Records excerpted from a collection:
# # # #
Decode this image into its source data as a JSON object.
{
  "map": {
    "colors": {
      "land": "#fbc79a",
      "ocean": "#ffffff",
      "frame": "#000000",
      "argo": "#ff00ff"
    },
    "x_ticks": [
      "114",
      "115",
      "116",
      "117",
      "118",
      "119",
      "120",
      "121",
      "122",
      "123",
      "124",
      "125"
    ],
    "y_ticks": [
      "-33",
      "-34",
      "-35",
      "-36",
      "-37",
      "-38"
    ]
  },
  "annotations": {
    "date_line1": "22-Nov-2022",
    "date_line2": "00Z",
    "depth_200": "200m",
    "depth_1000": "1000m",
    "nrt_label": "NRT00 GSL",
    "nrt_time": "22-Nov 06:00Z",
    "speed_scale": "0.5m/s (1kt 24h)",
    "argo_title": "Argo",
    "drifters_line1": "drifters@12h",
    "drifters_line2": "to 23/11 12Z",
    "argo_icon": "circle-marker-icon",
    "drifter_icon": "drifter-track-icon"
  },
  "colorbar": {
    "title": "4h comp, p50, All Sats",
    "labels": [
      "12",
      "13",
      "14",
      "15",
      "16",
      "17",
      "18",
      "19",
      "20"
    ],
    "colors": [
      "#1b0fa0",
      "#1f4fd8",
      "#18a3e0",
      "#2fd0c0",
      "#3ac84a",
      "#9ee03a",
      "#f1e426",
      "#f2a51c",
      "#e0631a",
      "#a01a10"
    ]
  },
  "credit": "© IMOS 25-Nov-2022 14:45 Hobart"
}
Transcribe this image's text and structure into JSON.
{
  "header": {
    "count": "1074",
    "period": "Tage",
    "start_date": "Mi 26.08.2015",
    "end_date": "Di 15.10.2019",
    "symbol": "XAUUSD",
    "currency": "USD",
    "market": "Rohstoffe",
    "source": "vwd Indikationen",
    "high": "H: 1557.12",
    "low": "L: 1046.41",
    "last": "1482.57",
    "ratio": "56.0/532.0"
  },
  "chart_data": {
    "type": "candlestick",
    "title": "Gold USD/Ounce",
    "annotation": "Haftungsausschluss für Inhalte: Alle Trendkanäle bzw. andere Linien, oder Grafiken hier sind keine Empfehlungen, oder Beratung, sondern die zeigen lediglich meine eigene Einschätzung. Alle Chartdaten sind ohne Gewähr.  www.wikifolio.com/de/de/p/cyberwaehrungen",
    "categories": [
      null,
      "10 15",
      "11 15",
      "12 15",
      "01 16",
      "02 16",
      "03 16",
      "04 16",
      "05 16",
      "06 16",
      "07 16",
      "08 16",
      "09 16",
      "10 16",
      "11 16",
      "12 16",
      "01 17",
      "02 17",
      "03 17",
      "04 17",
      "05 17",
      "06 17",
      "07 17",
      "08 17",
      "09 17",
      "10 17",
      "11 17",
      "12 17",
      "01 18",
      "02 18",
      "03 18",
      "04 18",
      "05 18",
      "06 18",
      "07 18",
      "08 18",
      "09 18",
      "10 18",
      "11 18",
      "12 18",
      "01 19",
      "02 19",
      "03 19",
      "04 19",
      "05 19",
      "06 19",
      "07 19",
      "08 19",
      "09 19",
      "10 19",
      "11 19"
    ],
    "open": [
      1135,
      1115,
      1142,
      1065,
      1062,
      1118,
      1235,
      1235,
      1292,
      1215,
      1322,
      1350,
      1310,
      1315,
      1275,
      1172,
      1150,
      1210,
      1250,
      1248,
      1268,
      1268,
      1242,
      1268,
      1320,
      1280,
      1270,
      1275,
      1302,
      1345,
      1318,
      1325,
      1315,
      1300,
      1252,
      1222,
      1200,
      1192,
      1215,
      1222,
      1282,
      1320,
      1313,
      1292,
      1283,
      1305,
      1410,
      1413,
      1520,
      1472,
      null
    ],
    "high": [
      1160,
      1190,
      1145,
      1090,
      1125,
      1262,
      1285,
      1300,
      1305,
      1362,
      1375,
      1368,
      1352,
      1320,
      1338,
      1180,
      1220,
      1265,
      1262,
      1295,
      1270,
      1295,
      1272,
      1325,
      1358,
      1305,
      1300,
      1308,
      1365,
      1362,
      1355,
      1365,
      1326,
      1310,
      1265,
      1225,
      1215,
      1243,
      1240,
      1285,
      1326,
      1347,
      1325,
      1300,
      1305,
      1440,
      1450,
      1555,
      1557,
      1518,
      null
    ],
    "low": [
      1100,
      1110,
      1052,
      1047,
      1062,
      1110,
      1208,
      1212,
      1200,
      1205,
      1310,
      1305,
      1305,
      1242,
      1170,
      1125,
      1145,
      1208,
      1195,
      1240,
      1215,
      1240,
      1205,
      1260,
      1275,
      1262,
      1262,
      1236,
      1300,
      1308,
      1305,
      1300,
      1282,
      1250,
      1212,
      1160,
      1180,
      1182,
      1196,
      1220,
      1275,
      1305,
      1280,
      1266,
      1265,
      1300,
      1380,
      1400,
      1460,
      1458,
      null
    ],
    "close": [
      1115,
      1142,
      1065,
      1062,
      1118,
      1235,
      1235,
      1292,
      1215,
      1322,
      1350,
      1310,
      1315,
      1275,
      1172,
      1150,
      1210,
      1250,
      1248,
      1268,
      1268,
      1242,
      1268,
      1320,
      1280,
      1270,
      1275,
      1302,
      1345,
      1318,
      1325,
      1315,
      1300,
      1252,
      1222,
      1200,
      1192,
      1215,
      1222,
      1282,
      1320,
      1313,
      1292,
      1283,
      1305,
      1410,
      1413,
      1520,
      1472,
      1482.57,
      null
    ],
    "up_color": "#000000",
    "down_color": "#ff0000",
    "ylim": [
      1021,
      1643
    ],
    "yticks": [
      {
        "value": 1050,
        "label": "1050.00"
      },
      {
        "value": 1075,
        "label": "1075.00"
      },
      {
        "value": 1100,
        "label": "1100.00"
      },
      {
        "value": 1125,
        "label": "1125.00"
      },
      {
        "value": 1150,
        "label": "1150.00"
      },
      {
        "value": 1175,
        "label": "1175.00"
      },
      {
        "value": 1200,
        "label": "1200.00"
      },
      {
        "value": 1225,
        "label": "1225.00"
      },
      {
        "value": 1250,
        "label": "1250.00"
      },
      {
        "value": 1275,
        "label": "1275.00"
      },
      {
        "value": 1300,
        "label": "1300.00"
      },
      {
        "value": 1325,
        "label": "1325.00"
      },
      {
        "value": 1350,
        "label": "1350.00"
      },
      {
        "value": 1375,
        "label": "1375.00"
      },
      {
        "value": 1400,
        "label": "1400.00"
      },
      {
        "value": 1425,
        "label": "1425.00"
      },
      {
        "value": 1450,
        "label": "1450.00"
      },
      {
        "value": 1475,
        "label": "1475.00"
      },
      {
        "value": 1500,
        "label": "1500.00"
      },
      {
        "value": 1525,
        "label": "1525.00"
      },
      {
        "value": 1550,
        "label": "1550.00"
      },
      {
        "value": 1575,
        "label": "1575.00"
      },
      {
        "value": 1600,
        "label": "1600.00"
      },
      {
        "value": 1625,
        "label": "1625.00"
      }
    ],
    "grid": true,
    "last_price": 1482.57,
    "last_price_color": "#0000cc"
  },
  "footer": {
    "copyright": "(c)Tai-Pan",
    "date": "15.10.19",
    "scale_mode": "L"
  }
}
# # # #
> _Aim of the task_
The entries above should be repeated exactly, every one of them.

> _Result of the exercise_
Decode this image into its source data as a JSON object.
{
  "map": {
    "colors": {
      "land": "#fbc79a",
      "ocean": "#ffffff",
      "frame": "#000000",
      "argo": "#ff00ff"
    },
    "x_ticks": [
      "114",
      "115",
      "116",
      "117",
      "118",
      "119",
      "120",
      "121",
      "122",
      "123",
      "124",
      "125"
    ],
    "y_ticks": [
      "-33",
      "-34",
      "-35",
      "-36",
      "-37",
      "-38"
    ]
  },
  "annotations": {
    "date_line1": "22-Nov-2022",
    "date_line2": "00Z",
    "depth_200": "200m",
    "depth_1000": "1000m",
    "nrt_label": "NRT00 GSL",
    "nrt_time": "22-Nov 06:00Z",
    "speed_scale": "0.5m/s (1kt 24h)",
    "argo_title": "Argo",
    "drifters_line1": "drifters@12h",
    "drifters_line2": "to 23/11 12Z",
    "argo_icon": "circle-marker-icon",
    "drifter_icon": "drifter-track-icon"
  },
  "colorbar": {
    "title": "4h comp, p50, All Sats",
    "labels": [
      "12",
      "13",
      "14",
      "15",
      "16",
      "17",
      "18",
      "19",
      "20"
    ],
    "colors": [
      "#1b0fa0",
      "#1f4fd8",
      "#18a3e0",
      "#2fd0c0",
      "#3ac84a",
      "#9ee03a",
      "#f1e426",
      "#f2a51c",
      "#e0631a",
      "#a01a10"
    ]
  },
  "credit": "© IMOS 25-Nov-2022 14:45 Hobart"
}
Transcribe this image's text and structure into JSON.
{
  "header": {
    "count": "1074",
    "period": "Tage",
    "start_date": "Mi 26.08.2015",
    "end_date": "Di 15.10.2019",
    "symbol": "XAUUSD",
    "currency": "USD",
    "market": "Rohstoffe",
    "source": "vwd Indikationen",
    "high": "H: 1557.12",
    "low": "L: 1046.41",
    "last": "1482.57",
    "ratio": "56.0/532.0"
  },
  "chart_data": {
    "type": "candlestick",
    "title": "Gold USD/Ounce",
    "annotation": "Haftungsausschluss für Inhalte: Alle Trendkanäle bzw. andere Linien, oder Grafiken hier sind keine Empfehlungen, oder Beratung, sondern die zeigen lediglich meine eigene Einschätzung. Alle Chartdaten sind ohne Gewähr.  www.wikifolio.com/de/de/p/cyberwaehrungen",
    "categories": [
      null,
      "10 15",
      "11 15",
      "12 15",
      "01 16",
      "02 16",
      "03 16",
      "04 16",
      "05 16",
      "06 16",
      "07 16",
      "08 16",
      "09 16",
      "10 16",
      "11 16",
      "12 16",
      "01 17",
      "02 17",
      "03 17",
      "04 17",
      "05 17",
      "06 17",
      "07 17",
      "08 17",
      "09 17",
      "10 17",
      "11 17",
      "12 17",
      "01 18",
      "02 18",
      "03 18",
      "04 18",
      "05 18",
      "06 18",
      "07 18",
      "08 18",
      "09 18",
      "10 18",
      "11 18",
      "12 18",
      "01 19",
      "02 19",
      "03 19",
      "04 19",
      "05 19",
      "06 19",
      "07 19",
      "08 19",
      "09 19",
      "10 19",
      "11 19"
    ],
    "open": [
      1135,
      1115,
      1142,
      1065,
      1062,
      1118,
      1235,
      1235,
      1292,
      1215,
      1322,
      1350,
      1310,
      1315,
      1275,
      1172,
      1150,
      1210,
      1250,
      1248,
      1268,
      1268,
      1242,
      1268,
      1320,
      1280,
      1270,
      1275,
      1302,
      1345,
      1318,
      1325,
      1315,
      1300,
      1252,
      1222,
      1200,
      1192,
      1215,
      1222,
      1282,
      1320,
      1313,
      1292,
      1283,
      1305,
      1410,
      1413,
      1520,
      1472,
      null
    ],
    "high": [
      1160,
      1190,
      1145,
      1090,
      1125,
      1262,
      1285,
      1300,
      1305,
      1362,
      1375,
      1368,
      1352,
      1320,
      1338,
      1180,
      1220,
      1265,
      1262,
      1295,
      1270,
      1295,
      1272,
      1325,
      1358,
      1305,
      1300,
      1308,
      1365,
      1362,
      1355,
      1365,
      1326,
      1310,
      1265,
      1225,
      1215,
      1243,
      1240,
      1285,
      1326,
      1347,
      1325,
      1300,
      1305,
      1440,
      1450,
      1555,
      1557,
      1518,
      null
    ],
    "low": [
      1100,
      1110,
      1052,
      1047,
      1062,
      1110,
      1208,
      1212,
      1200,
      1205,
      1310,
      1305,
      1305,
      1242,
      1170,
      1125,
      1145,
      1208,
      1195,
      1240,
      1215,
      1240,
      1205,
      1260,
      1275,
      1262,
      1262,
      1236,
      1300,
      1308,
      1305,
      1300,
      1282,
      1250,
      1212,
      1160,
      1180,
      1182,
      1196,
      1220,
      1275,
      1305,
      1280,
      1266,
      1265,
      1300,
      1380,
      1400,
      1460,
      1458,
      null
    ],
    "close": [
      1115,
      1142,
      1065,
      1062,
      1118,
      1235,
      1235,
      1292,
      1215,
      1322,
      1350,
      1310,
      1315,
      1275,
      1172,
      1150,
      1210,
      1250,
      1248,
      1268,
      1268,
      1242,
      1268,
      1320,
      1280,
      1270,
      1275,
      1302,
      1345,
      1318,
      1325,
      1315,
      1300,
      1252,
      1222,
      1200,
      1192,
      1215,
      1222,
      1282,
      1320,
      1313,
      1292,
      1283,
      1305,
      1410,
      1413,
      1520,
      1472,
      1482.57,
      null
    ],
    "up_color": "#000000",
    "down_color": "#ff0000",
    "ylim": [
      1021,
      1643
    ],
    "yticks": [
      {
        "value": 1050,
        "label": "1050.00"
      },
      {
        "value": 1075,
        "label": "1075.00"
      },
      {
        "value": 1100,
        "label": "1100.00"
      },
      {
        "value": 1125,
        "label": "1125.00"
      },
      {
        "value": 1150,
        "label": "1150.00"
      },
      {
        "value": 1175,
        "label": "1175.00"
      },
      {
        "value": 1200,
        "label": "1200.00"
      },
      {
        "value": 1225,
        "label": "1225.00"
      },
      {
        "value": 1250,
        "label": "1250.00"
      },
      {
        "value": 1275,
        "label": "1275.00"
      },
      {
        "value": 1300,
        "label": "1300.00"
      },
      {
        "value": 1325,
        "label": "1325.00"
      },
      {
        "value": 1350,
        "label": "1350.00"
      },
      {
        "value": 1375,
        "label": "1375.00"
      },
      {
        "value": 1400,
        "label": "1400.00"
      },
      {
        "value": 1425,
        "label": "1425.00"
      },
      {
        "value": 1450,
        "label": "1450.00"
      },
      {
        "value": 1475,
        "label": "1475.00"
      },
      {
        "value": 1500,
        "label": "1500.00"
      },
      {
        "value": 1525,
        "label": "1525.00"
      },
      {
        "value": 1550,
        "label": "1550.00"
      },
      {
        "value": 1575,
        "label": "1575.00"
      },
      {
        "value": 1600,
        "label": "1600.00"
      },
      {
        "value": 1625,
        "label": "1625.00"
      }
    ],
    "grid": true,
    "last_price": 1482.57,
    "last_price_color": "#0000cc"
  },
  "footer": {
    "copyright": "(c)Tai-Pan",
    "date": "15.10.19",
    "scale_mode": "L"
  }
}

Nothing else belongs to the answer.